■ Given instruction: Count lines holding the word "Cumulative". Only the number is wanted.

■ Data provided:
** Begin **

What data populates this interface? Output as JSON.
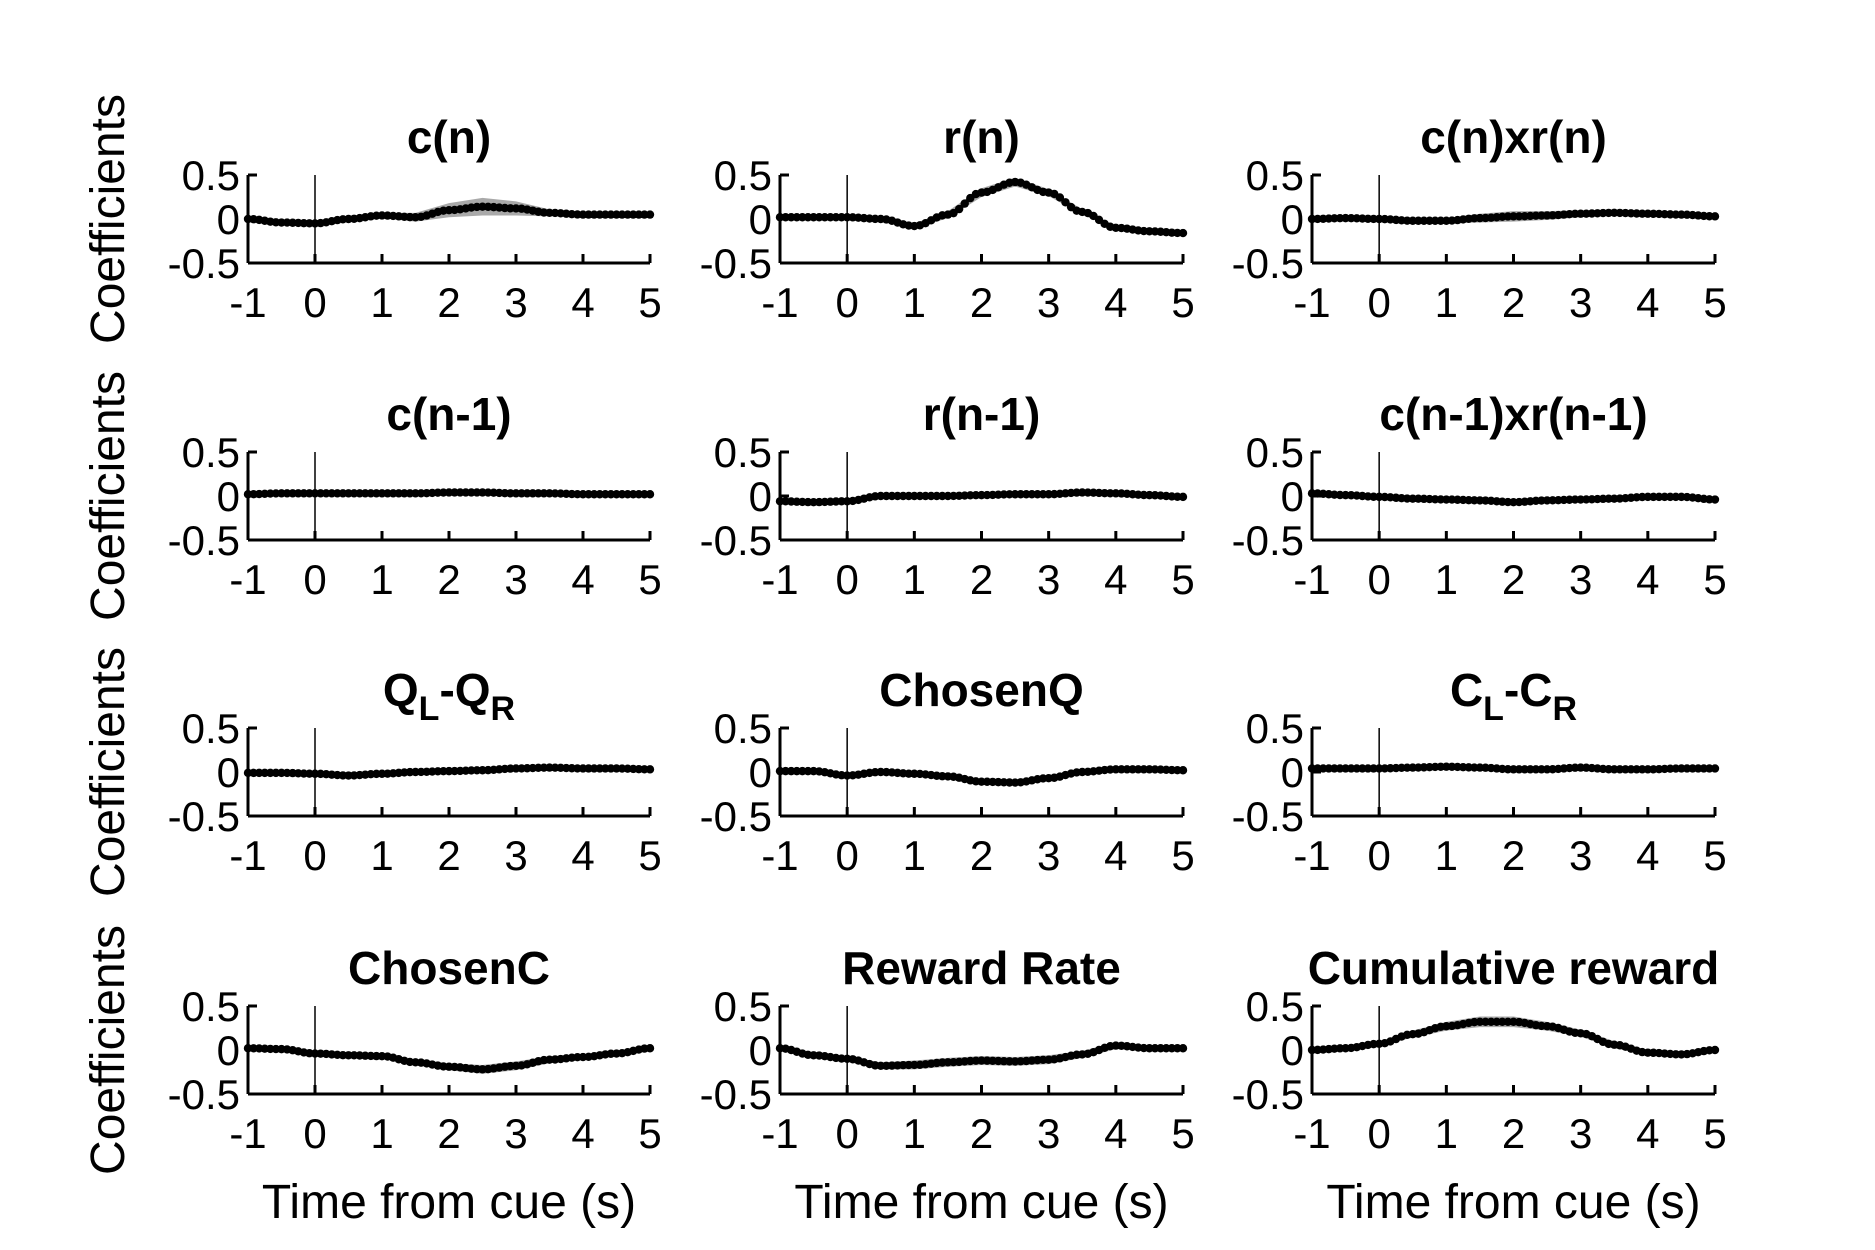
{
  "figure": {
    "ylabel": "Coefficients",
    "xlabel": "Time from cue (s)"
  },
  "chart_data": [
    {
      "type": "line",
      "title": "c(n)",
      "title_parts": [
        {
          "t": "c(n)"
        }
      ],
      "xlabel": "",
      "ylabel": "Coefficients",
      "xlim": [
        -1,
        5
      ],
      "ylim": [
        -0.5,
        0.5
      ],
      "xticks": [
        "-1",
        "0",
        "1",
        "2",
        "3",
        "4",
        "5"
      ],
      "yticks": [
        "0.5",
        "0",
        "-0.5"
      ],
      "x": [
        -1,
        -0.5,
        0,
        0.5,
        1,
        1.5,
        2,
        2.5,
        3,
        3.5,
        4,
        4.5,
        5
      ],
      "values": [
        0,
        -0.04,
        -0.05,
        0.0,
        0.04,
        0.02,
        0.1,
        0.14,
        0.12,
        0.07,
        0.05,
        0.05,
        0.05
      ],
      "band": [
        0.01,
        0.01,
        0.01,
        0.02,
        0.03,
        0.05,
        0.08,
        0.1,
        0.08,
        0.04,
        0.02,
        0.01,
        0.01
      ]
    },
    {
      "type": "line",
      "title": "r(n)",
      "title_parts": [
        {
          "t": "r(n)"
        }
      ],
      "xlabel": "",
      "ylabel": "",
      "xlim": [
        -1,
        5
      ],
      "ylim": [
        -0.5,
        0.5
      ],
      "xticks": [
        "-1",
        "0",
        "1",
        "2",
        "3",
        "4",
        "5"
      ],
      "yticks": [
        "0.5",
        "0",
        "-0.5"
      ],
      "x": [
        -1,
        -0.5,
        0,
        0.5,
        1,
        1.5,
        2,
        2.5,
        3,
        3.5,
        4,
        4.5,
        5
      ],
      "values": [
        0.02,
        0.02,
        0.02,
        0.0,
        -0.08,
        0.05,
        0.3,
        0.42,
        0.3,
        0.08,
        -0.1,
        -0.14,
        -0.16
      ],
      "band": [
        0.01,
        0.01,
        0.01,
        0.02,
        0.03,
        0.04,
        0.05,
        0.05,
        0.04,
        0.03,
        0.02,
        0.02,
        0.02
      ]
    },
    {
      "type": "line",
      "title": "c(n)xr(n)",
      "title_parts": [
        {
          "t": "c(n)xr(n)"
        }
      ],
      "xlabel": "",
      "ylabel": "",
      "xlim": [
        -1,
        5
      ],
      "ylim": [
        -0.5,
        0.5
      ],
      "xticks": [
        "-1",
        "0",
        "1",
        "2",
        "3",
        "4",
        "5"
      ],
      "yticks": [
        "0.5",
        "0",
        "-0.5"
      ],
      "x": [
        -1,
        -0.5,
        0,
        0.5,
        1,
        1.5,
        2,
        2.5,
        3,
        3.5,
        4,
        4.5,
        5
      ],
      "values": [
        0,
        0.01,
        0.0,
        -0.02,
        -0.02,
        0.01,
        0.03,
        0.04,
        0.06,
        0.07,
        0.06,
        0.05,
        0.03
      ],
      "band": [
        0.01,
        0.01,
        0.01,
        0.02,
        0.03,
        0.05,
        0.06,
        0.05,
        0.04,
        0.03,
        0.02,
        0.01,
        0.01
      ]
    },
    {
      "type": "line",
      "title": "c(n-1)",
      "title_parts": [
        {
          "t": "c(n-1)"
        }
      ],
      "xlabel": "",
      "ylabel": "Coefficients",
      "xlim": [
        -1,
        5
      ],
      "ylim": [
        -0.5,
        0.5
      ],
      "xticks": [
        "-1",
        "0",
        "1",
        "2",
        "3",
        "4",
        "5"
      ],
      "yticks": [
        "0.5",
        "0",
        "-0.5"
      ],
      "x": [
        -1,
        -0.5,
        0,
        0.5,
        1,
        1.5,
        2,
        2.5,
        3,
        3.5,
        4,
        4.5,
        5
      ],
      "values": [
        0.02,
        0.03,
        0.03,
        0.03,
        0.03,
        0.03,
        0.04,
        0.04,
        0.03,
        0.03,
        0.02,
        0.02,
        0.02
      ],
      "band": [
        0.01,
        0.01,
        0.01,
        0.01,
        0.01,
        0.01,
        0.01,
        0.01,
        0.01,
        0.01,
        0.01,
        0.01,
        0.01
      ]
    },
    {
      "type": "line",
      "title": "r(n-1)",
      "title_parts": [
        {
          "t": "r(n-1)"
        }
      ],
      "xlabel": "",
      "ylabel": "",
      "xlim": [
        -1,
        5
      ],
      "ylim": [
        -0.5,
        0.5
      ],
      "xticks": [
        "-1",
        "0",
        "1",
        "2",
        "3",
        "4",
        "5"
      ],
      "yticks": [
        "0.5",
        "0",
        "-0.5"
      ],
      "x": [
        -1,
        -0.5,
        0,
        0.5,
        1,
        1.5,
        2,
        2.5,
        3,
        3.5,
        4,
        4.5,
        5
      ],
      "values": [
        -0.06,
        -0.07,
        -0.06,
        0.0,
        0.0,
        0.0,
        0.01,
        0.02,
        0.02,
        0.04,
        0.03,
        0.01,
        -0.01
      ],
      "band": [
        0.01,
        0.01,
        0.01,
        0.01,
        0.01,
        0.01,
        0.01,
        0.01,
        0.01,
        0.01,
        0.01,
        0.01,
        0.01
      ]
    },
    {
      "type": "line",
      "title": "c(n-1)xr(n-1)",
      "title_parts": [
        {
          "t": "c(n-1)xr(n-1)"
        }
      ],
      "xlabel": "",
      "ylabel": "",
      "xlim": [
        -1,
        5
      ],
      "ylim": [
        -0.5,
        0.5
      ],
      "xticks": [
        "-1",
        "0",
        "1",
        "2",
        "3",
        "4",
        "5"
      ],
      "yticks": [
        "0.5",
        "0",
        "-0.5"
      ],
      "x": [
        -1,
        -0.5,
        0,
        0.5,
        1,
        1.5,
        2,
        2.5,
        3,
        3.5,
        4,
        4.5,
        5
      ],
      "values": [
        0.03,
        0.01,
        -0.01,
        -0.03,
        -0.04,
        -0.05,
        -0.07,
        -0.05,
        -0.04,
        -0.03,
        -0.01,
        -0.01,
        -0.04
      ],
      "band": [
        0.01,
        0.01,
        0.01,
        0.01,
        0.01,
        0.01,
        0.01,
        0.01,
        0.01,
        0.01,
        0.01,
        0.01,
        0.01
      ]
    },
    {
      "type": "line",
      "title": "QL-QR",
      "title_parts": [
        {
          "t": "Q"
        },
        {
          "t": "L",
          "sub": true
        },
        {
          "t": "-Q"
        },
        {
          "t": "R",
          "sub": true
        }
      ],
      "xlabel": "",
      "ylabel": "Coefficients",
      "xlim": [
        -1,
        5
      ],
      "ylim": [
        -0.5,
        0.5
      ],
      "xticks": [
        "-1",
        "0",
        "1",
        "2",
        "3",
        "4",
        "5"
      ],
      "yticks": [
        "0.5",
        "0",
        "-0.5"
      ],
      "x": [
        -1,
        -0.5,
        0,
        0.5,
        1,
        1.5,
        2,
        2.5,
        3,
        3.5,
        4,
        4.5,
        5
      ],
      "values": [
        -0.01,
        -0.01,
        -0.02,
        -0.04,
        -0.02,
        0.0,
        0.01,
        0.02,
        0.04,
        0.05,
        0.04,
        0.04,
        0.03
      ],
      "band": [
        0.01,
        0.01,
        0.01,
        0.01,
        0.01,
        0.01,
        0.01,
        0.01,
        0.01,
        0.01,
        0.01,
        0.01,
        0.01
      ]
    },
    {
      "type": "line",
      "title": "ChosenQ",
      "title_parts": [
        {
          "t": "ChosenQ"
        }
      ],
      "xlabel": "",
      "ylabel": "",
      "xlim": [
        -1,
        5
      ],
      "ylim": [
        -0.5,
        0.5
      ],
      "xticks": [
        "-1",
        "0",
        "1",
        "2",
        "3",
        "4",
        "5"
      ],
      "yticks": [
        "0.5",
        "0",
        "-0.5"
      ],
      "x": [
        -1,
        -0.5,
        0,
        0.5,
        1,
        1.5,
        2,
        2.5,
        3,
        3.5,
        4,
        4.5,
        5
      ],
      "values": [
        0.01,
        0.01,
        -0.04,
        0.0,
        -0.02,
        -0.05,
        -0.11,
        -0.12,
        -0.07,
        0.0,
        0.03,
        0.03,
        0.02
      ],
      "band": [
        0.01,
        0.01,
        0.01,
        0.01,
        0.01,
        0.02,
        0.03,
        0.03,
        0.02,
        0.01,
        0.01,
        0.01,
        0.01
      ]
    },
    {
      "type": "line",
      "title": "CL-CR",
      "title_parts": [
        {
          "t": "C"
        },
        {
          "t": "L",
          "sub": true
        },
        {
          "t": "-C"
        },
        {
          "t": "R",
          "sub": true
        }
      ],
      "xlabel": "",
      "ylabel": "",
      "xlim": [
        -1,
        5
      ],
      "ylim": [
        -0.5,
        0.5
      ],
      "xticks": [
        "-1",
        "0",
        "1",
        "2",
        "3",
        "4",
        "5"
      ],
      "yticks": [
        "0.5",
        "0",
        "-0.5"
      ],
      "x": [
        -1,
        -0.5,
        0,
        0.5,
        1,
        1.5,
        2,
        2.5,
        3,
        3.5,
        4,
        4.5,
        5
      ],
      "values": [
        0.04,
        0.04,
        0.04,
        0.05,
        0.06,
        0.05,
        0.03,
        0.03,
        0.05,
        0.03,
        0.03,
        0.04,
        0.04
      ],
      "band": [
        0.01,
        0.01,
        0.01,
        0.01,
        0.01,
        0.01,
        0.01,
        0.01,
        0.01,
        0.01,
        0.01,
        0.01,
        0.01
      ]
    },
    {
      "type": "line",
      "title": "ChosenC",
      "title_parts": [
        {
          "t": "ChosenC"
        }
      ],
      "xlabel": "Time from cue (s)",
      "ylabel": "Coefficients",
      "xlim": [
        -1,
        5
      ],
      "ylim": [
        -0.5,
        0.5
      ],
      "xticks": [
        "-1",
        "0",
        "1",
        "2",
        "3",
        "4",
        "5"
      ],
      "yticks": [
        "0.5",
        "0",
        "-0.5"
      ],
      "x": [
        -1,
        -0.5,
        0,
        0.5,
        1,
        1.5,
        2,
        2.5,
        3,
        3.5,
        4,
        4.5,
        5
      ],
      "values": [
        0.02,
        0.01,
        -0.04,
        -0.06,
        -0.07,
        -0.14,
        -0.19,
        -0.22,
        -0.18,
        -0.11,
        -0.08,
        -0.04,
        0.02
      ],
      "band": [
        0.01,
        0.01,
        0.02,
        0.02,
        0.02,
        0.03,
        0.04,
        0.05,
        0.05,
        0.04,
        0.03,
        0.02,
        0.02
      ]
    },
    {
      "type": "line",
      "title": "Reward Rate",
      "title_parts": [
        {
          "t": "Reward Rate"
        }
      ],
      "xlabel": "Time from cue (s)",
      "ylabel": "",
      "xlim": [
        -1,
        5
      ],
      "ylim": [
        -0.5,
        0.5
      ],
      "xticks": [
        "-1",
        "0",
        "1",
        "2",
        "3",
        "4",
        "5"
      ],
      "yticks": [
        "0.5",
        "0",
        "-0.5"
      ],
      "x": [
        -1,
        -0.5,
        0,
        0.5,
        1,
        1.5,
        2,
        2.5,
        3,
        3.5,
        4,
        4.5,
        5
      ],
      "values": [
        0.02,
        -0.06,
        -0.1,
        -0.18,
        -0.17,
        -0.14,
        -0.12,
        -0.13,
        -0.11,
        -0.05,
        0.05,
        0.02,
        0.02
      ],
      "band": [
        0.01,
        0.02,
        0.03,
        0.04,
        0.05,
        0.05,
        0.05,
        0.05,
        0.05,
        0.04,
        0.04,
        0.03,
        0.03
      ]
    },
    {
      "type": "line",
      "title": "Cumulative reward",
      "title_parts": [
        {
          "t": "Cumulative reward"
        }
      ],
      "xlabel": "Time from cue (s)",
      "ylabel": "",
      "xlim": [
        -1,
        5
      ],
      "ylim": [
        -0.5,
        0.5
      ],
      "xticks": [
        "-1",
        "0",
        "1",
        "2",
        "3",
        "4",
        "5"
      ],
      "yticks": [
        "0.5",
        "0",
        "-0.5"
      ],
      "x": [
        -1,
        -0.5,
        0,
        0.5,
        1,
        1.5,
        2,
        2.5,
        3,
        3.5,
        4,
        4.5,
        5
      ],
      "values": [
        0.0,
        0.02,
        0.07,
        0.18,
        0.27,
        0.32,
        0.32,
        0.27,
        0.19,
        0.06,
        -0.03,
        -0.05,
        0.0
      ],
      "band": [
        0.01,
        0.01,
        0.02,
        0.04,
        0.05,
        0.06,
        0.06,
        0.05,
        0.04,
        0.04,
        0.03,
        0.02,
        0.02
      ]
    }
  ]
}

** End **

■ Answer to the exercise: 2